[Recorded data]
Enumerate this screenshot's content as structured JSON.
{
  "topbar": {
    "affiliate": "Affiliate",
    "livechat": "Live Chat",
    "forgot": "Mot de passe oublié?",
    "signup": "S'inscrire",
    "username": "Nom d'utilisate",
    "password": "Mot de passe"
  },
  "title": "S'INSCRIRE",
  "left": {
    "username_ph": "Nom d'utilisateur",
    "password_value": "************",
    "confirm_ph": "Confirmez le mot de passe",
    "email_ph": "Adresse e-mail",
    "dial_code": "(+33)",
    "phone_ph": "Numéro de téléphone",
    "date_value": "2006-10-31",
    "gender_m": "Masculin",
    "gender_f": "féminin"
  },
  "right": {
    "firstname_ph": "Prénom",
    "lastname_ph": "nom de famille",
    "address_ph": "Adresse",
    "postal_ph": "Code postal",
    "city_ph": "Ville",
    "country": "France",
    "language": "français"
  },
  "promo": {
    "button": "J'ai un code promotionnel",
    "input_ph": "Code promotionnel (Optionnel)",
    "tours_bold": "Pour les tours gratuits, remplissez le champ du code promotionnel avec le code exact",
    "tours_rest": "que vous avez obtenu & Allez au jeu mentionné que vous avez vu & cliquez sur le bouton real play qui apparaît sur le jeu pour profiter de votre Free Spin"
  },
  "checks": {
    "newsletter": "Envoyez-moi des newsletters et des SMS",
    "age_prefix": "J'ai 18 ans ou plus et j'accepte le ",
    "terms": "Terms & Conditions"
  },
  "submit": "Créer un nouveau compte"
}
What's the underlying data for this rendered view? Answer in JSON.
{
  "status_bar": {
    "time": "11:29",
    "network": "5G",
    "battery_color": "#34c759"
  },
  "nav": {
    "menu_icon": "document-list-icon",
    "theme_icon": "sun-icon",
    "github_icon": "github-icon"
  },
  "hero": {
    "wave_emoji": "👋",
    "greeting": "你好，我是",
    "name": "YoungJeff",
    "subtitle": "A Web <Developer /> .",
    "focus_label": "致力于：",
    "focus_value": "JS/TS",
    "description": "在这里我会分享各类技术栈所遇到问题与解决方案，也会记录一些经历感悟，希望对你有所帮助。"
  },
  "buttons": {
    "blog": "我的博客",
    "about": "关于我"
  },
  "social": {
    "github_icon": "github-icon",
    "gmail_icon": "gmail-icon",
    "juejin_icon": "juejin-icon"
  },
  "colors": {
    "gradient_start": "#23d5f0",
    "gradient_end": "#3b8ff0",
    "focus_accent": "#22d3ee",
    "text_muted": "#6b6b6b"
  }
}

WHAT TO DO ▸ Find every line that includes the string "JSON". Report how many there are and nothing else.

PROBLEM SOLUTION ▸ 2